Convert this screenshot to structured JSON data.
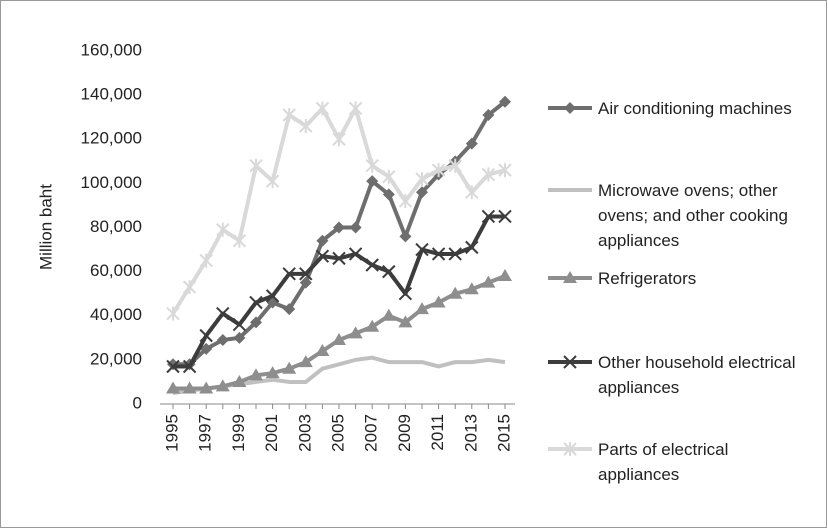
{
  "chart_data": {
    "type": "line",
    "y_label": "Million baht",
    "categories": [
      "1995",
      null,
      "1997",
      null,
      "1999",
      null,
      "2001",
      null,
      "2003",
      null,
      "2005",
      null,
      "2007",
      null,
      "2009",
      null,
      "2011",
      null,
      "2013",
      null,
      "2015"
    ],
    "ylim": [
      0,
      160000
    ],
    "yticks": [
      0,
      {
        "value": 20000,
        "label": "20,000"
      },
      {
        "value": 40000,
        "label": "40,000"
      },
      {
        "value": 60000,
        "label": "60,000"
      },
      {
        "value": 80000,
        "label": "80,000"
      },
      {
        "value": 100000,
        "label": "100,000"
      },
      {
        "value": 120000,
        "label": "120,000"
      },
      {
        "value": 140000,
        "label": "140,000"
      },
      {
        "value": 160000,
        "label": "160,000"
      }
    ],
    "grid": false,
    "series": [
      {
        "name": "Air conditioning machines",
        "color": "#6e6e6e",
        "marker": "diamond",
        "values": [
          18000,
          18000,
          25000,
          29000,
          30000,
          37000,
          46000,
          43000,
          55000,
          74000,
          80000,
          80000,
          101000,
          95000,
          76000,
          96000,
          104000,
          110000,
          118000,
          131000,
          137000
        ]
      },
      {
        "name": "Microwave ovens; other ovens; and other cooking appliances",
        "color": "#c0c0c0",
        "marker": "none",
        "values": [
          5000,
          6000,
          7000,
          8000,
          9000,
          10000,
          11000,
          10000,
          10000,
          16000,
          18000,
          20000,
          21000,
          19000,
          19000,
          19000,
          17000,
          19000,
          19000,
          20000,
          19000
        ]
      },
      {
        "name": "Refrigerators",
        "color": "#8e8e8e",
        "marker": "triangle",
        "values": [
          7000,
          7000,
          7000,
          8000,
          10000,
          13000,
          14000,
          16000,
          19000,
          24000,
          29000,
          32000,
          35000,
          40000,
          37000,
          43000,
          46000,
          50000,
          52000,
          55000,
          58000
        ]
      },
      {
        "name": "Other household electrical appliances",
        "color": "#3c3c3c",
        "marker": "x",
        "values": [
          17000,
          17000,
          31000,
          41000,
          36000,
          46000,
          49000,
          59000,
          59000,
          67000,
          66000,
          68000,
          63000,
          60000,
          50000,
          70000,
          68000,
          68000,
          71000,
          85000,
          85000
        ]
      },
      {
        "name": "Parts of electrical appliances",
        "color": "#d9d9d9",
        "marker": "star",
        "values": [
          41000,
          53000,
          65000,
          79000,
          74000,
          108000,
          101000,
          131000,
          126000,
          134000,
          120000,
          134000,
          108000,
          103000,
          92000,
          102000,
          106000,
          108000,
          96000,
          104000,
          106000
        ]
      }
    ]
  }
}
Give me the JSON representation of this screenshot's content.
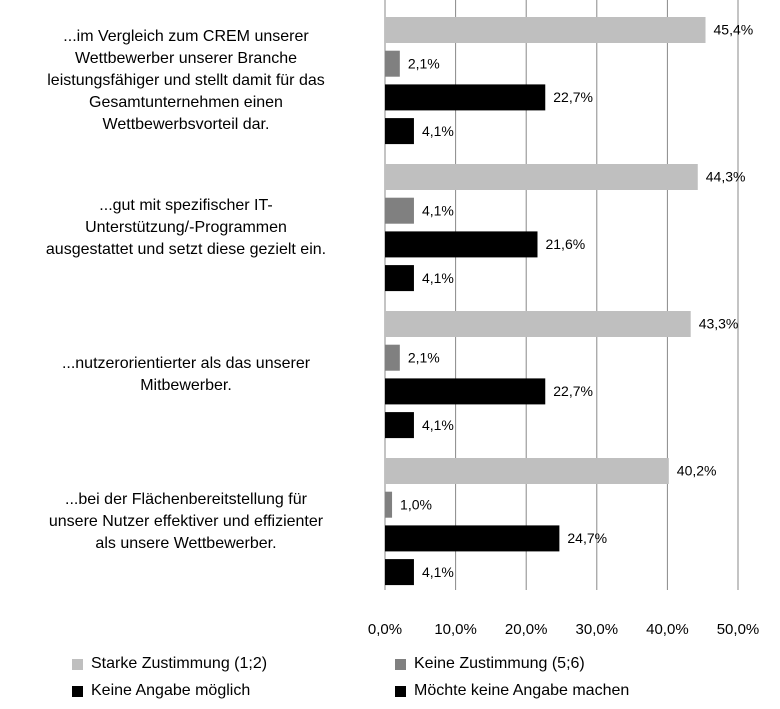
{
  "chart_data": {
    "type": "barh",
    "categories": [
      "...im Vergleich zum CREM unserer\nWettbewerber unserer Branche\nleistungsfähiger und stellt damit für das\nGesamtunternehmen einen\nWettbewerbsvorteil dar.",
      "...gut mit spezifischer IT-\nUnterstützung/-Programmen\nausgestattet und setzt diese gezielt ein.",
      "...nutzerorientierter als das unserer\nMitbewerber.",
      "...bei der Flächenbereitstellung für\nunsere Nutzer effektiver und effizienter\nals unsere Wettbewerber."
    ],
    "series": [
      {
        "name": "Starke Zustimmung (1;2)",
        "color": "#bfbfbf",
        "values": [
          45.4,
          44.3,
          43.3,
          40.2
        ],
        "value_labels": [
          "45,4%",
          "44,3%",
          "43,3%",
          "40,2%"
        ]
      },
      {
        "name": "Keine Zustimmung (5;6)",
        "color": "#808080",
        "values": [
          2.1,
          4.1,
          2.1,
          1.0
        ],
        "value_labels": [
          "2,1%",
          "4,1%",
          "2,1%",
          "1,0%"
        ]
      },
      {
        "name": "Keine Angabe möglich",
        "color": "#000000",
        "values": [
          22.7,
          21.6,
          22.7,
          24.7
        ],
        "value_labels": [
          "22,7%",
          "21,6%",
          "22,7%",
          "24,7%"
        ]
      },
      {
        "name": "Möchte keine Angabe machen",
        "color": "#000000",
        "values": [
          4.1,
          4.1,
          4.1,
          4.1
        ],
        "value_labels": [
          "4,1%",
          "4,1%",
          "4,1%",
          "4,1%"
        ]
      }
    ],
    "xlim": [
      0,
      50
    ],
    "xticks": [
      {
        "value": 0,
        "label": "0,0%"
      },
      {
        "value": 10,
        "label": "10,0%"
      },
      {
        "value": 20,
        "label": "20,0%"
      },
      {
        "value": 30,
        "label": "30,0%"
      },
      {
        "value": 40,
        "label": "40,0%"
      },
      {
        "value": 50,
        "label": "50,0%"
      }
    ],
    "grid": true
  }
}
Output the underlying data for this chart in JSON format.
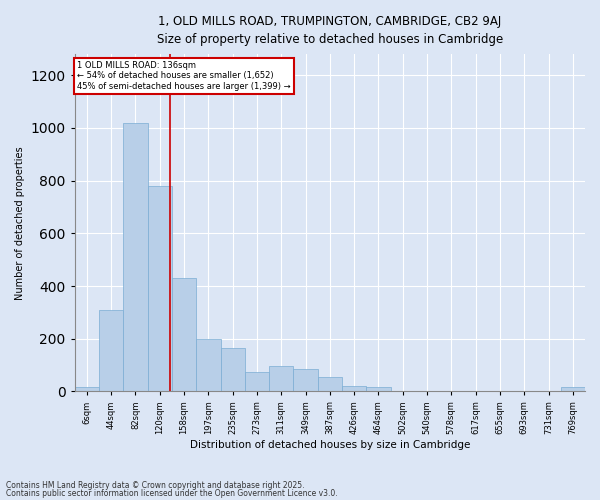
{
  "title_line1": "1, OLD MILLS ROAD, TRUMPINGTON, CAMBRIDGE, CB2 9AJ",
  "title_line2": "Size of property relative to detached houses in Cambridge",
  "xlabel": "Distribution of detached houses by size in Cambridge",
  "ylabel": "Number of detached properties",
  "categories": [
    "6sqm",
    "44sqm",
    "82sqm",
    "120sqm",
    "158sqm",
    "197sqm",
    "235sqm",
    "273sqm",
    "311sqm",
    "349sqm",
    "387sqm",
    "426sqm",
    "464sqm",
    "502sqm",
    "540sqm",
    "578sqm",
    "617sqm",
    "655sqm",
    "693sqm",
    "731sqm",
    "769sqm"
  ],
  "values": [
    15,
    310,
    1020,
    780,
    430,
    200,
    165,
    75,
    95,
    85,
    55,
    20,
    15,
    0,
    0,
    0,
    0,
    0,
    0,
    0,
    15
  ],
  "bar_color": "#b8cfe8",
  "bar_edge_color": "#7aadd4",
  "bg_color": "#dce6f5",
  "grid_color": "#ffffff",
  "annotation_line1": "1 OLD MILLS ROAD: 136sqm",
  "annotation_line2": "← 54% of detached houses are smaller (1,652)",
  "annotation_line3": "45% of semi-detached houses are larger (1,399) →",
  "annotation_box_color": "#ffffff",
  "annotation_box_edge": "#cc0000",
  "red_line_color": "#cc0000",
  "red_line_x": 3.42,
  "ylim": [
    0,
    1280
  ],
  "yticks": [
    0,
    200,
    400,
    600,
    800,
    1000,
    1200
  ],
  "fig_bg_color": "#dce6f5",
  "footnote1": "Contains HM Land Registry data © Crown copyright and database right 2025.",
  "footnote2": "Contains public sector information licensed under the Open Government Licence v3.0."
}
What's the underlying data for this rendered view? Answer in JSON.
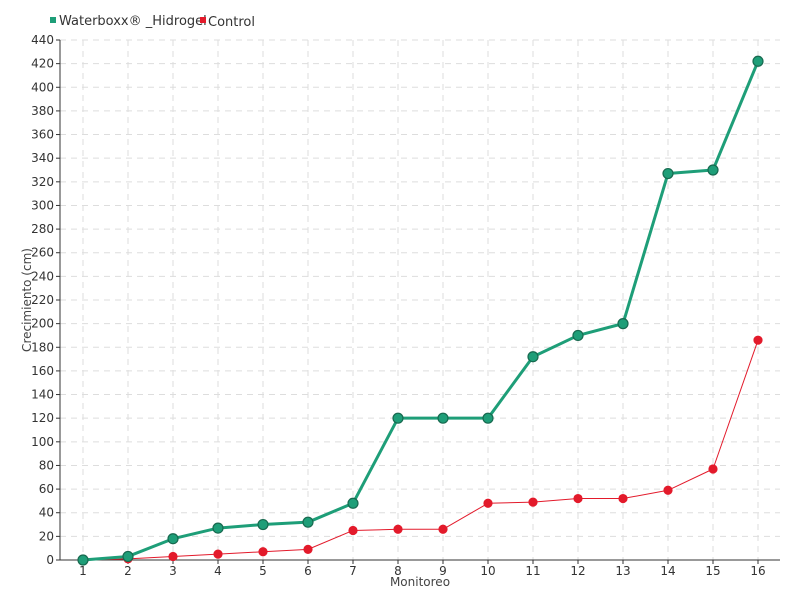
{
  "chart_data": {
    "type": "line",
    "title": "",
    "xlabel": "Monitoreo",
    "ylabel": "Crecimiento (cm)",
    "categories": [
      "1",
      "2",
      "3",
      "4",
      "5",
      "6",
      "7",
      "8",
      "9",
      "10",
      "11",
      "12",
      "13",
      "14",
      "15",
      "16"
    ],
    "ylim": [
      0,
      440
    ],
    "yticks": [
      0,
      20,
      40,
      60,
      80,
      100,
      120,
      140,
      160,
      180,
      200,
      220,
      240,
      260,
      280,
      300,
      320,
      340,
      360,
      380,
      400,
      420,
      440
    ],
    "grid": true,
    "legend_position": "top-left",
    "series": [
      {
        "name": "Waterboxx® _Hidrogel",
        "color": "#1e9e78",
        "values": [
          0,
          3,
          18,
          27,
          30,
          32,
          48,
          120,
          120,
          120,
          172,
          190,
          200,
          327,
          330,
          422
        ]
      },
      {
        "name": "Control",
        "color": "#e31a2b",
        "values": [
          0,
          1,
          3,
          5,
          7,
          9,
          25,
          26,
          26,
          48,
          49,
          52,
          52,
          59,
          77,
          186
        ]
      }
    ]
  }
}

• • •

| What needs to be done |
From the material, report only how many lines include the word "ylabel".

| Finished answer |
2